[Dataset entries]
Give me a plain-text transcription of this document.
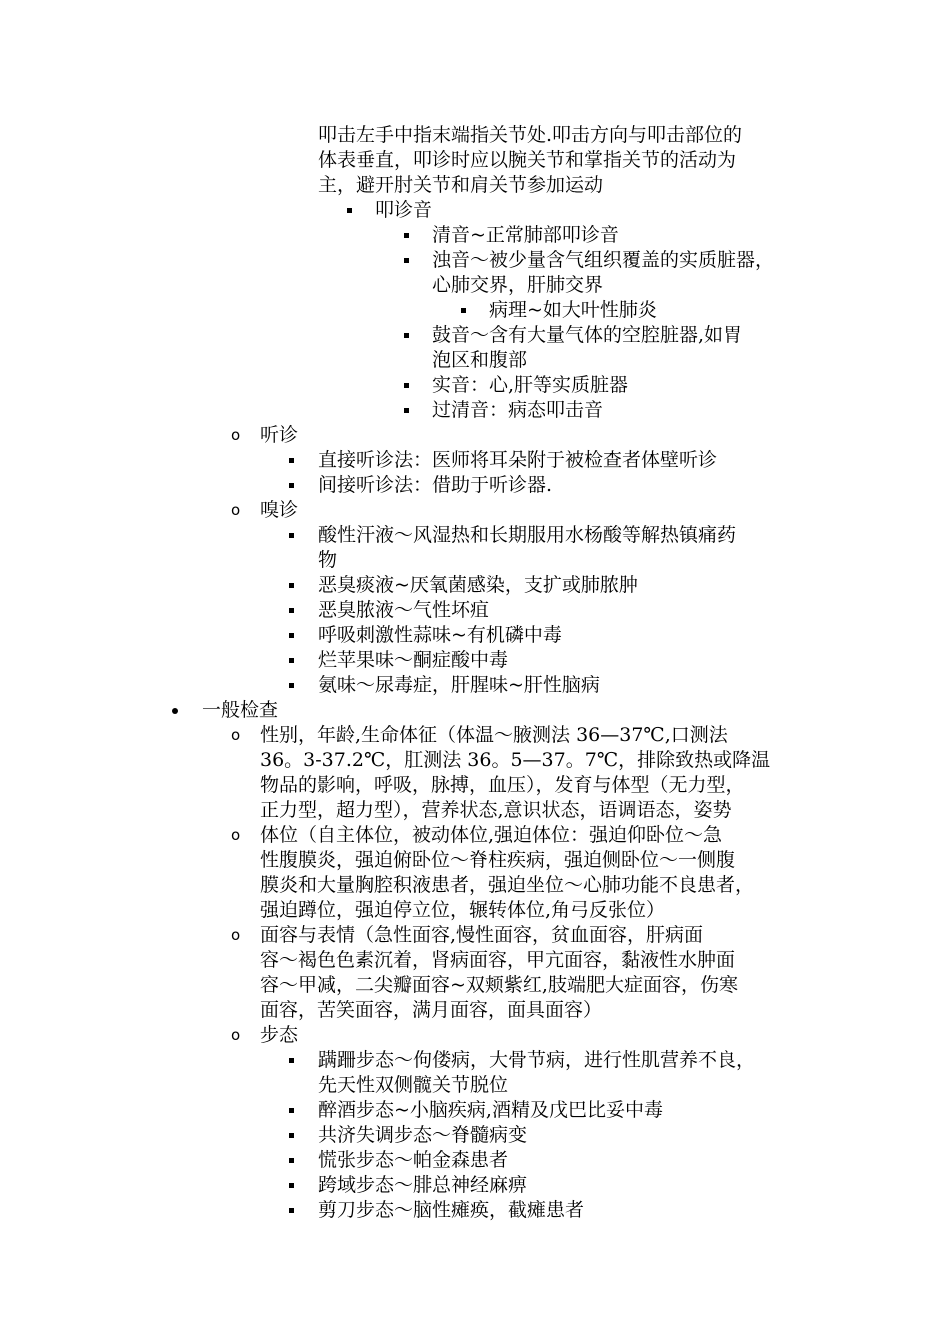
叩击左手中指末端指关节处.叩击方向与叩击部位的
体表垂直，叩诊时应以腕关节和掌指关节的活动为
主，避开肘关节和肩关节参加运动
叩诊音
清音~正常肺部叩诊音
浊音～被少量含气组织覆盖的实质脏器，
心肺交界，肝肺交界
病理~如大叶性肺炎
鼓音～含有大量气体的空腔脏器,如胃
泡区和腹部
实音：心,肝等实质脏器
过清音：病态叩击音
o 听诊
直接听诊法：医师将耳朵附于被检查者体壁听诊
间接听诊法：借助于听诊器.
o 嗅诊
酸性汗液～风湿热和长期服用水杨酸等解热镇痛药
物
恶臭痰液~厌氧菌感染，支扩或肺脓肿
恶臭脓液～气性坏疽
呼吸刺激性蒜味~有机磷中毒
烂苹果味～酮症酸中毒
氨味～尿毒症，肝腥味~肝性脑病
一般检查
o 性别，年龄,生命体征（体温～腋测法 36—37℃,口测法
36。3-37.2℃，肛测法 36。5—37。7℃，排除致热或降温
物品的影响，呼吸，脉搏，血压），发育与体型（无力型，
正力型，超力型），营养状态,意识状态，语调语态，姿势
o 体位（自主体位，被动体位,强迫体位：强迫仰卧位～急
性腹膜炎，强迫俯卧位～脊柱疾病，强迫侧卧位～一侧腹
膜炎和大量胸腔积液患者，强迫坐位～心肺功能不良患者，
强迫蹲位，强迫停立位，辗转体位,角弓反张位）
o 面容与表情（急性面容,慢性面容，贫血面容，肝病面
容～褐色色素沉着，肾病面容，甲亢面容，黏液性水肿面
容～甲减，二尖瓣面容~双颊紫红,肢端肥大症面容，伤寒
面容，苦笑面容，满月面容，面具面容）
o 步态
蹒跚步态～佝偻病，大骨节病，进行性肌营养不良，
先天性双侧髋关节脱位
醉酒步态~小脑疾病,酒精及戊巴比妥中毒
共济失调步态～脊髓病变
慌张步态～帕金森患者
跨域步态～腓总神经麻痹
剪刀步态～脑性瘫痪，截瘫患者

## TO DO
Retype each line of the listing above word for word. Exclude the pictures.

## WORKED SOLUTION
Give me a plain-text transcription of this document.
叩击左手中指末端指关节处.叩击方向与叩击部位的
体表垂直，叩诊时应以腕关节和掌指关节的活动为
主，避开肘关节和肩关节参加运动
叩诊音
清音~正常肺部叩诊音
浊音～被少量含气组织覆盖的实质脏器，
心肺交界，肝肺交界
病理~如大叶性肺炎
鼓音～含有大量气体的空腔脏器,如胃
泡区和腹部
实音：心,肝等实质脏器
过清音：病态叩击音
o 听诊
直接听诊法：医师将耳朵附于被检查者体壁听诊
间接听诊法：借助于听诊器.
o 嗅诊
酸性汗液～风湿热和长期服用水杨酸等解热镇痛药
物
恶臭痰液~厌氧菌感染，支扩或肺脓肿
恶臭脓液～气性坏疽
呼吸刺激性蒜味~有机磷中毒
烂苹果味～酮症酸中毒
氨味～尿毒症，肝腥味~肝性脑病
一般检查
o 性别，年龄,生命体征（体温～腋测法 36—37℃,口测法
36。3-37.2℃，肛测法 36。5—37。7℃，排除致热或降温
物品的影响，呼吸，脉搏，血压），发育与体型（无力型，
正力型，超力型），营养状态,意识状态，语调语态，姿势
o 体位（自主体位，被动体位,强迫体位：强迫仰卧位～急
性腹膜炎，强迫俯卧位～脊柱疾病，强迫侧卧位～一侧腹
膜炎和大量胸腔积液患者，强迫坐位～心肺功能不良患者，
强迫蹲位，强迫停立位，辗转体位,角弓反张位）
o 面容与表情（急性面容,慢性面容，贫血面容，肝病面
容～褐色色素沉着，肾病面容，甲亢面容，黏液性水肿面
容～甲减，二尖瓣面容~双颊紫红,肢端肥大症面容，伤寒
面容，苦笑面容，满月面容，面具面容）
o 步态
蹒跚步态～佝偻病，大骨节病，进行性肌营养不良，
先天性双侧髋关节脱位
醉酒步态~小脑疾病,酒精及戊巴比妥中毒
共济失调步态～脊髓病变
慌张步态～帕金森患者
跨域步态～腓总神经麻痹
剪刀步态～脑性瘫痪，截瘫患者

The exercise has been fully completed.